# [Prompt]
Each entry that follows must be output without any deviation.

# [Provided information]
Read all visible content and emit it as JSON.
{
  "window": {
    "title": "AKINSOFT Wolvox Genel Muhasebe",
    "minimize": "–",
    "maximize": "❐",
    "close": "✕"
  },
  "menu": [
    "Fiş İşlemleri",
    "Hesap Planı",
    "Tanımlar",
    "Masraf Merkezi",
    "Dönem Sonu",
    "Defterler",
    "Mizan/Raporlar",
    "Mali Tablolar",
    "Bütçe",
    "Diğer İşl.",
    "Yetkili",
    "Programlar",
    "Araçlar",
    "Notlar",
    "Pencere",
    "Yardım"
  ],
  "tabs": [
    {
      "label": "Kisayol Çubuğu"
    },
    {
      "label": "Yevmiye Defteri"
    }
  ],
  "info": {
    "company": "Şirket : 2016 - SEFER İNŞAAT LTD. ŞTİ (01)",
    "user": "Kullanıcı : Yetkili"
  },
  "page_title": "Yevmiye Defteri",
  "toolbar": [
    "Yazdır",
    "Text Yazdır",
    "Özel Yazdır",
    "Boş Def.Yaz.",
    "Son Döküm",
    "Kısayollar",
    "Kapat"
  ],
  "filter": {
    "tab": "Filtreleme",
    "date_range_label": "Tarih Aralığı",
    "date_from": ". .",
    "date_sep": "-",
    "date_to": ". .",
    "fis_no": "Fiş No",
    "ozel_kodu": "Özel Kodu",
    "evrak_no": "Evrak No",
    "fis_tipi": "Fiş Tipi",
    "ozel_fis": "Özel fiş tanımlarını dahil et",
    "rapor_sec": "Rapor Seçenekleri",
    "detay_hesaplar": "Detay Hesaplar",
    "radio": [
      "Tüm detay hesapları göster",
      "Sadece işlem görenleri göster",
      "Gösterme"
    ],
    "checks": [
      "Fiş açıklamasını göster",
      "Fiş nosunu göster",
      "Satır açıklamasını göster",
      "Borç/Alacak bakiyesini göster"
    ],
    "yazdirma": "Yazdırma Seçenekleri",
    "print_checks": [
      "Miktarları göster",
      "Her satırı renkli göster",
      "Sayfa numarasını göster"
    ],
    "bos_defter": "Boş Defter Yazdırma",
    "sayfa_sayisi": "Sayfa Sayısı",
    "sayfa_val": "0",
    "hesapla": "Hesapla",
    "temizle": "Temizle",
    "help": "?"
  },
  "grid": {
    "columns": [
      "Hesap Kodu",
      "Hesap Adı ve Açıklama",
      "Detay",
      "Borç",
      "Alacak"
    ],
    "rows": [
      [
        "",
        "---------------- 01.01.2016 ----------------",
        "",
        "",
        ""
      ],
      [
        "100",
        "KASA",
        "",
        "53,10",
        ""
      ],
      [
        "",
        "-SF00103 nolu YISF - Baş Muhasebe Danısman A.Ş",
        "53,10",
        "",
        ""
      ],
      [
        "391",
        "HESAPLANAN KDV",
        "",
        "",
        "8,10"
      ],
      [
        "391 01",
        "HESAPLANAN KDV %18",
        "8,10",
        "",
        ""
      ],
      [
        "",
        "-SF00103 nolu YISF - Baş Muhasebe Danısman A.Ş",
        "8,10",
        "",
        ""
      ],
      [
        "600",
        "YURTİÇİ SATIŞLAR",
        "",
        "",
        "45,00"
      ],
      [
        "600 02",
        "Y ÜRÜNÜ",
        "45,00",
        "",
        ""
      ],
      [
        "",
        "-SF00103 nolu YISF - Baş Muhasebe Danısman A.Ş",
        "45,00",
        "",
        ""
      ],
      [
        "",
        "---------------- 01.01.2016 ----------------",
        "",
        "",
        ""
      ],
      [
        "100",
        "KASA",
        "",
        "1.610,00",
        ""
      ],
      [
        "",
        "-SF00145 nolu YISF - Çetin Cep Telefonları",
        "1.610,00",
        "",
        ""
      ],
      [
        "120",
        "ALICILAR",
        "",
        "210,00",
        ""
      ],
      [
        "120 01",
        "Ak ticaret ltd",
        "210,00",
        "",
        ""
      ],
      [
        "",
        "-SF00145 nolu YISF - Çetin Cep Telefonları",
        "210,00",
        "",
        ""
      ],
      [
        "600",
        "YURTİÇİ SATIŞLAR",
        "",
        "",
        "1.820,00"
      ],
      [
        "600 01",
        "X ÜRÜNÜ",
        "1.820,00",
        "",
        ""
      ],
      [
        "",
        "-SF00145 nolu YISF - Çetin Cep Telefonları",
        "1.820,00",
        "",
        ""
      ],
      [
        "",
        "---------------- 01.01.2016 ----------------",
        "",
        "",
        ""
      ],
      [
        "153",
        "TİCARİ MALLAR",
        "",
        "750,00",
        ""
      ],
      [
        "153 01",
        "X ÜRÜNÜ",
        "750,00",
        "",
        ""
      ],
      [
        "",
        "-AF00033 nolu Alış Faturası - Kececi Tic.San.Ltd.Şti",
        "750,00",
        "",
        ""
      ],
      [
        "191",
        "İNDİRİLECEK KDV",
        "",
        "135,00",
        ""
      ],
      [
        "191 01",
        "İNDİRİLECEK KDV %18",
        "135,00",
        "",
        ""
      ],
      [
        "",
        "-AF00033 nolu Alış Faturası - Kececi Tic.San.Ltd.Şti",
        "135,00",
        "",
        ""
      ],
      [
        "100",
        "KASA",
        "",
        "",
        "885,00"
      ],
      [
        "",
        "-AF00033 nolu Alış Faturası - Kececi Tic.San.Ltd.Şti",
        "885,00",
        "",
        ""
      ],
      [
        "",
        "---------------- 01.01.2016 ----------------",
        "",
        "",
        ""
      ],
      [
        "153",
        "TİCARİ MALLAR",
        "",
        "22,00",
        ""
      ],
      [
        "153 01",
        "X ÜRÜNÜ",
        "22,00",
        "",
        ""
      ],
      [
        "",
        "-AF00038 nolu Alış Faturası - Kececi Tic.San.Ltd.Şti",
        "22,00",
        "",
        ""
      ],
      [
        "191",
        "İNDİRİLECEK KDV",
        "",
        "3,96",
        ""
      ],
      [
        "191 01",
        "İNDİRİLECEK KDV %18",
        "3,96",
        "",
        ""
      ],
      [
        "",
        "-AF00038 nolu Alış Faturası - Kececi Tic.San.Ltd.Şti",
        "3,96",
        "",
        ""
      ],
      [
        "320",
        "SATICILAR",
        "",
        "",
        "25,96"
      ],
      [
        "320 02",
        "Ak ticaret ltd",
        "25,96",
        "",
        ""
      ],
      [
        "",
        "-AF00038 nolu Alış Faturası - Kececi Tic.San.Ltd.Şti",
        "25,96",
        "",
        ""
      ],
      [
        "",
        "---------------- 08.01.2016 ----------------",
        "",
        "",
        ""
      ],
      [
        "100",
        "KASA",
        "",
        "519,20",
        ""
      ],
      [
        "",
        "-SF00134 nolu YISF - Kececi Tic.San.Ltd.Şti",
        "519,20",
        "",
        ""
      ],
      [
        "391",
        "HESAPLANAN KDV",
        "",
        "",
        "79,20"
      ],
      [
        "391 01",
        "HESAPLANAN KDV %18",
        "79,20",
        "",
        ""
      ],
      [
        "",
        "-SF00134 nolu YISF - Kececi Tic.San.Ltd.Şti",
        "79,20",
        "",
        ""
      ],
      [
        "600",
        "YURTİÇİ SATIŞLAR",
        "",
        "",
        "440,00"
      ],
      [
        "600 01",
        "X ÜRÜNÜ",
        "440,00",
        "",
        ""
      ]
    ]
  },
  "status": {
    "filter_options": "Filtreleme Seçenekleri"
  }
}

# [Answer in full]
Read all visible content and emit it as JSON.
{
  "window": {
    "title": "AKINSOFT Wolvox Genel Muhasebe",
    "minimize": "–",
    "maximize": "❐",
    "close": "✕"
  },
  "menu": [
    "Fiş İşlemleri",
    "Hesap Planı",
    "Tanımlar",
    "Masraf Merkezi",
    "Dönem Sonu",
    "Defterler",
    "Mizan/Raporlar",
    "Mali Tablolar",
    "Bütçe",
    "Diğer İşl.",
    "Yetkili",
    "Programlar",
    "Araçlar",
    "Notlar",
    "Pencere",
    "Yardım"
  ],
  "tabs": [
    {
      "label": "Kisayol Çubuğu"
    },
    {
      "label": "Yevmiye Defteri"
    }
  ],
  "info": {
    "company": "Şirket : 2016 - SEFER İNŞAAT LTD. ŞTİ (01)",
    "user": "Kullanıcı : Yetkili"
  },
  "page_title": "Yevmiye Defteri",
  "toolbar": [
    "Yazdır",
    "Text Yazdır",
    "Özel Yazdır",
    "Boş Def.Yaz.",
    "Son Döküm",
    "Kısayollar",
    "Kapat"
  ],
  "filter": {
    "tab": "Filtreleme",
    "date_range_label": "Tarih Aralığı",
    "date_from": ". .",
    "date_sep": "-",
    "date_to": ". .",
    "fis_no": "Fiş No",
    "ozel_kodu": "Özel Kodu",
    "evrak_no": "Evrak No",
    "fis_tipi": "Fiş Tipi",
    "ozel_fis": "Özel fiş tanımlarını dahil et",
    "rapor_sec": "Rapor Seçenekleri",
    "detay_hesaplar": "Detay Hesaplar",
    "radio": [
      "Tüm detay hesapları göster",
      "Sadece işlem görenleri göster",
      "Gösterme"
    ],
    "checks": [
      "Fiş açıklamasını göster",
      "Fiş nosunu göster",
      "Satır açıklamasını göster",
      "Borç/Alacak bakiyesini göster"
    ],
    "yazdirma": "Yazdırma Seçenekleri",
    "print_checks": [
      "Miktarları göster",
      "Her satırı renkli göster",
      "Sayfa numarasını göster"
    ],
    "bos_defter": "Boş Defter Yazdırma",
    "sayfa_sayisi": "Sayfa Sayısı",
    "sayfa_val": "0",
    "hesapla": "Hesapla",
    "temizle": "Temizle",
    "help": "?"
  },
  "grid": {
    "columns": [
      "Hesap Kodu",
      "Hesap Adı ve Açıklama",
      "Detay",
      "Borç",
      "Alacak"
    ],
    "rows": [
      [
        "",
        "---------------- 01.01.2016 ----------------",
        "",
        "",
        ""
      ],
      [
        "100",
        "KASA",
        "",
        "53,10",
        ""
      ],
      [
        "",
        "-SF00103 nolu YISF - Baş Muhasebe Danısman A.Ş",
        "53,10",
        "",
        ""
      ],
      [
        "391",
        "HESAPLANAN KDV",
        "",
        "",
        "8,10"
      ],
      [
        "391 01",
        "HESAPLANAN KDV %18",
        "8,10",
        "",
        ""
      ],
      [
        "",
        "-SF00103 nolu YISF - Baş Muhasebe Danısman A.Ş",
        "8,10",
        "",
        ""
      ],
      [
        "600",
        "YURTİÇİ SATIŞLAR",
        "",
        "",
        "45,00"
      ],
      [
        "600 02",
        "Y ÜRÜNÜ",
        "45,00",
        "",
        ""
      ],
      [
        "",
        "-SF00103 nolu YISF - Baş Muhasebe Danısman A.Ş",
        "45,00",
        "",
        ""
      ],
      [
        "",
        "---------------- 01.01.2016 ----------------",
        "",
        "",
        ""
      ],
      [
        "100",
        "KASA",
        "",
        "1.610,00",
        ""
      ],
      [
        "",
        "-SF00145 nolu YISF - Çetin Cep Telefonları",
        "1.610,00",
        "",
        ""
      ],
      [
        "120",
        "ALICILAR",
        "",
        "210,00",
        ""
      ],
      [
        "120 01",
        "Ak ticaret ltd",
        "210,00",
        "",
        ""
      ],
      [
        "",
        "-SF00145 nolu YISF - Çetin Cep Telefonları",
        "210,00",
        "",
        ""
      ],
      [
        "600",
        "YURTİÇİ SATIŞLAR",
        "",
        "",
        "1.820,00"
      ],
      [
        "600 01",
        "X ÜRÜNÜ",
        "1.820,00",
        "",
        ""
      ],
      [
        "",
        "-SF00145 nolu YISF - Çetin Cep Telefonları",
        "1.820,00",
        "",
        ""
      ],
      [
        "",
        "---------------- 01.01.2016 ----------------",
        "",
        "",
        ""
      ],
      [
        "153",
        "TİCARİ MALLAR",
        "",
        "750,00",
        ""
      ],
      [
        "153 01",
        "X ÜRÜNÜ",
        "750,00",
        "",
        ""
      ],
      [
        "",
        "-AF00033 nolu Alış Faturası - Kececi Tic.San.Ltd.Şti",
        "750,00",
        "",
        ""
      ],
      [
        "191",
        "İNDİRİLECEK KDV",
        "",
        "135,00",
        ""
      ],
      [
        "191 01",
        "İNDİRİLECEK KDV %18",
        "135,00",
        "",
        ""
      ],
      [
        "",
        "-AF00033 nolu Alış Faturası - Kececi Tic.San.Ltd.Şti",
        "135,00",
        "",
        ""
      ],
      [
        "100",
        "KASA",
        "",
        "",
        "885,00"
      ],
      [
        "",
        "-AF00033 nolu Alış Faturası - Kececi Tic.San.Ltd.Şti",
        "885,00",
        "",
        ""
      ],
      [
        "",
        "---------------- 01.01.2016 ----------------",
        "",
        "",
        ""
      ],
      [
        "153",
        "TİCARİ MALLAR",
        "",
        "22,00",
        ""
      ],
      [
        "153 01",
        "X ÜRÜNÜ",
        "22,00",
        "",
        ""
      ],
      [
        "",
        "-AF00038 nolu Alış Faturası - Kececi Tic.San.Ltd.Şti",
        "22,00",
        "",
        ""
      ],
      [
        "191",
        "İNDİRİLECEK KDV",
        "",
        "3,96",
        ""
      ],
      [
        "191 01",
        "İNDİRİLECEK KDV %18",
        "3,96",
        "",
        ""
      ],
      [
        "",
        "-AF00038 nolu Alış Faturası - Kececi Tic.San.Ltd.Şti",
        "3,96",
        "",
        ""
      ],
      [
        "320",
        "SATICILAR",
        "",
        "",
        "25,96"
      ],
      [
        "320 02",
        "Ak ticaret ltd",
        "25,96",
        "",
        ""
      ],
      [
        "",
        "-AF00038 nolu Alış Faturası - Kececi Tic.San.Ltd.Şti",
        "25,96",
        "",
        ""
      ],
      [
        "",
        "---------------- 08.01.2016 ----------------",
        "",
        "",
        ""
      ],
      [
        "100",
        "KASA",
        "",
        "519,20",
        ""
      ],
      [
        "",
        "-SF00134 nolu YISF - Kececi Tic.San.Ltd.Şti",
        "519,20",
        "",
        ""
      ],
      [
        "391",
        "HESAPLANAN KDV",
        "",
        "",
        "79,20"
      ],
      [
        "391 01",
        "HESAPLANAN KDV %18",
        "79,20",
        "",
        ""
      ],
      [
        "",
        "-SF00134 nolu YISF - Kececi Tic.San.Ltd.Şti",
        "79,20",
        "",
        ""
      ],
      [
        "600",
        "YURTİÇİ SATIŞLAR",
        "",
        "",
        "440,00"
      ],
      [
        "600 01",
        "X ÜRÜNÜ",
        "440,00",
        "",
        ""
      ]
    ]
  },
  "status": {
    "filter_options": "Filtreleme Seçenekleri"
  }
}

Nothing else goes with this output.